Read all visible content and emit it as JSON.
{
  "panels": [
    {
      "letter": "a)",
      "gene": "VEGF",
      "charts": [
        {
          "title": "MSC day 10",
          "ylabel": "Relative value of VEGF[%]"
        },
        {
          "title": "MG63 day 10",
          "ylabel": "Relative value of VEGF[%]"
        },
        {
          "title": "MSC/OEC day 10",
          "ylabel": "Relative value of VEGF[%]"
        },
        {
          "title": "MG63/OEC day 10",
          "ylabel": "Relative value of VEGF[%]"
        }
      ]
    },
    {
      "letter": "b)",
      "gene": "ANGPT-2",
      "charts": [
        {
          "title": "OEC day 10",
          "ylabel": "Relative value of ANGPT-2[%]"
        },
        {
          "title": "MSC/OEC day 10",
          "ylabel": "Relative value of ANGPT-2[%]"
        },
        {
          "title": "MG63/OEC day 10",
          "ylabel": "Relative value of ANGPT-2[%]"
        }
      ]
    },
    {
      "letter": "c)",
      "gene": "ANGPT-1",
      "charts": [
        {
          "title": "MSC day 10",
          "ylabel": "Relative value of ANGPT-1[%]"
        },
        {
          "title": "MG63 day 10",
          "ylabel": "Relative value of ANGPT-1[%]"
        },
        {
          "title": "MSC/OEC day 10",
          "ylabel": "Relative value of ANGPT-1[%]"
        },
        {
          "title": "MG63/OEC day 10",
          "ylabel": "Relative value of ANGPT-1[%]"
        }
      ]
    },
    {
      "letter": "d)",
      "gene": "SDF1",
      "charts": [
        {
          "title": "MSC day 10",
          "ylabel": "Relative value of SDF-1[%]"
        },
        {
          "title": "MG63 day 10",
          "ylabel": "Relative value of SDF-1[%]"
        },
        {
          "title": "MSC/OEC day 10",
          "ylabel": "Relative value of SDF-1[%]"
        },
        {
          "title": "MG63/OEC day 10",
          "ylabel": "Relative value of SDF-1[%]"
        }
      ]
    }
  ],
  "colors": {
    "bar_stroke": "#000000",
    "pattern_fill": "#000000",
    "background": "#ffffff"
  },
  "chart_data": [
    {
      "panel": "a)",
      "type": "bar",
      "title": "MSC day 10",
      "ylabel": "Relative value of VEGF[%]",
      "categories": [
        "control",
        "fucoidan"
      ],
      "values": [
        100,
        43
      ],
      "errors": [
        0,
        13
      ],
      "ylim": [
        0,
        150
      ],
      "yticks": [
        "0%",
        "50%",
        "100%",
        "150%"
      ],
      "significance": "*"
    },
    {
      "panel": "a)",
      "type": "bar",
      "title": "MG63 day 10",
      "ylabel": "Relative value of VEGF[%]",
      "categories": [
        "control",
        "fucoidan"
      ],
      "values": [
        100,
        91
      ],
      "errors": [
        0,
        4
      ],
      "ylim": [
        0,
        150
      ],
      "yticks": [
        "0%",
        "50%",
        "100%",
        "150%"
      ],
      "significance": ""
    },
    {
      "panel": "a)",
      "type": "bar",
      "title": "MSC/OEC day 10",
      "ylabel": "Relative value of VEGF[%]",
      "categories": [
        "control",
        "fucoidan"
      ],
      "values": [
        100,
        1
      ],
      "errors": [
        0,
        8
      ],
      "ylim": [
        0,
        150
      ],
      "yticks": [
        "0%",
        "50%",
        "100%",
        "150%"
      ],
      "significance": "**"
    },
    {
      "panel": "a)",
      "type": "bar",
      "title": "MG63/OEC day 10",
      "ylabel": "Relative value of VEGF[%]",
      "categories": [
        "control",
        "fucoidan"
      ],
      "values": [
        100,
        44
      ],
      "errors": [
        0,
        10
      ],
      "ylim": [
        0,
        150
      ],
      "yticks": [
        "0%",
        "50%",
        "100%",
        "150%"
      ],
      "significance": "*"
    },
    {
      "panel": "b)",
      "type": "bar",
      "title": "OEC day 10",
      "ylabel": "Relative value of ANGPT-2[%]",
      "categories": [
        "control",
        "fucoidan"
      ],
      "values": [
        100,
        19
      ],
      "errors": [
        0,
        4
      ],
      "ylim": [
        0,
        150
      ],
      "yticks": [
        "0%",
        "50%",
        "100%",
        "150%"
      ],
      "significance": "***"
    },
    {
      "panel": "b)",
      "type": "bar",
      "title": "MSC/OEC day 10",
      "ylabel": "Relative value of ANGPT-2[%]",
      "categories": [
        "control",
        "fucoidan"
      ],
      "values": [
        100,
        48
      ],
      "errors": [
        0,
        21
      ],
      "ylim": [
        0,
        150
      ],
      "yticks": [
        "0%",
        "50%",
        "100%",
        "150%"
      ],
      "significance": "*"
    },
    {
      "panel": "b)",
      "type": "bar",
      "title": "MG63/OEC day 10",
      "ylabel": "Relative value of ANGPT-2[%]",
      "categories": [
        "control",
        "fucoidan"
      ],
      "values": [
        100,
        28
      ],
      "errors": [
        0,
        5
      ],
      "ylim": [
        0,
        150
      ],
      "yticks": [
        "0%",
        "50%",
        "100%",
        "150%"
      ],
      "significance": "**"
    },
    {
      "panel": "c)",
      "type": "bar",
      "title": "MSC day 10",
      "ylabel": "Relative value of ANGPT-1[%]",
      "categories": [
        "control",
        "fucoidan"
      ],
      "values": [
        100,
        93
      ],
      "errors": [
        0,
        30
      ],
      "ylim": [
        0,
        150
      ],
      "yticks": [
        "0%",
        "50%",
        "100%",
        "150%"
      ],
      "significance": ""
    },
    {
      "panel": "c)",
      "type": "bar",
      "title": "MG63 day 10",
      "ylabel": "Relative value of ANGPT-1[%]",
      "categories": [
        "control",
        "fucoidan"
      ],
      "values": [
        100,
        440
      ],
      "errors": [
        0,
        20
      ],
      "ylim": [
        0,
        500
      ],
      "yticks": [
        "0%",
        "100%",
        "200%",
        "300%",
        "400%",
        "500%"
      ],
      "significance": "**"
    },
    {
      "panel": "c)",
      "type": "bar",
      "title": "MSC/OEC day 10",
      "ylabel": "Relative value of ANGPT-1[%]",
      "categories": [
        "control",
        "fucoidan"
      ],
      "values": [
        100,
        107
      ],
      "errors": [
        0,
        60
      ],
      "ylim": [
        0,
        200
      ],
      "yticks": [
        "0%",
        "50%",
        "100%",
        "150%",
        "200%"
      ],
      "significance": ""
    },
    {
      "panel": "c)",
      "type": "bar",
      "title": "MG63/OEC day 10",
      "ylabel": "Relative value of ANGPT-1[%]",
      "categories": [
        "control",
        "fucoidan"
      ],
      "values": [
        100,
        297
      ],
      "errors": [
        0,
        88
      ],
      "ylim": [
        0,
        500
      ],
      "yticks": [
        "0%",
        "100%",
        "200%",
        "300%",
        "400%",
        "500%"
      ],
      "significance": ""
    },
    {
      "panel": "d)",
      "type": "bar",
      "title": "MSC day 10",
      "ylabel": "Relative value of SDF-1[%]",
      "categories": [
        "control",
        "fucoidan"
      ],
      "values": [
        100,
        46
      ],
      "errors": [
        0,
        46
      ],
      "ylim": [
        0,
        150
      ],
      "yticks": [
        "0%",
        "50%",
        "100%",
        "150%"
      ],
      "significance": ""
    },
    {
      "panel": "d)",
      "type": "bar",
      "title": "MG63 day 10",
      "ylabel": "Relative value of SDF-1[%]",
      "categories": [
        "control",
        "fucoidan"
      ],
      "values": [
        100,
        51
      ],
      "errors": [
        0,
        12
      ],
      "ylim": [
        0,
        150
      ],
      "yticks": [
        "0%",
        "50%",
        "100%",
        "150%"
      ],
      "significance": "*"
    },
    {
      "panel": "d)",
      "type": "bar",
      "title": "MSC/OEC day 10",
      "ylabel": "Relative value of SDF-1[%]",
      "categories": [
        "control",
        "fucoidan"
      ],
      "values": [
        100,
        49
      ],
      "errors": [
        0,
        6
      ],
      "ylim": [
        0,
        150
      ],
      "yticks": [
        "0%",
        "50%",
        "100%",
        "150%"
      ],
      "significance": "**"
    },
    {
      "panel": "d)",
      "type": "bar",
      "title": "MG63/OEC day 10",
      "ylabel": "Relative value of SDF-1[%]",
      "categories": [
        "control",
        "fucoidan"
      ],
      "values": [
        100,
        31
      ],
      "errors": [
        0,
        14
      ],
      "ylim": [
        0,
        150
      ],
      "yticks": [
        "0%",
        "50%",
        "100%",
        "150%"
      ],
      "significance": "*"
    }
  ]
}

● Request
Looking at the records above, say how many lines hold the string "gene". Write nothing but the number.

● Task solution
4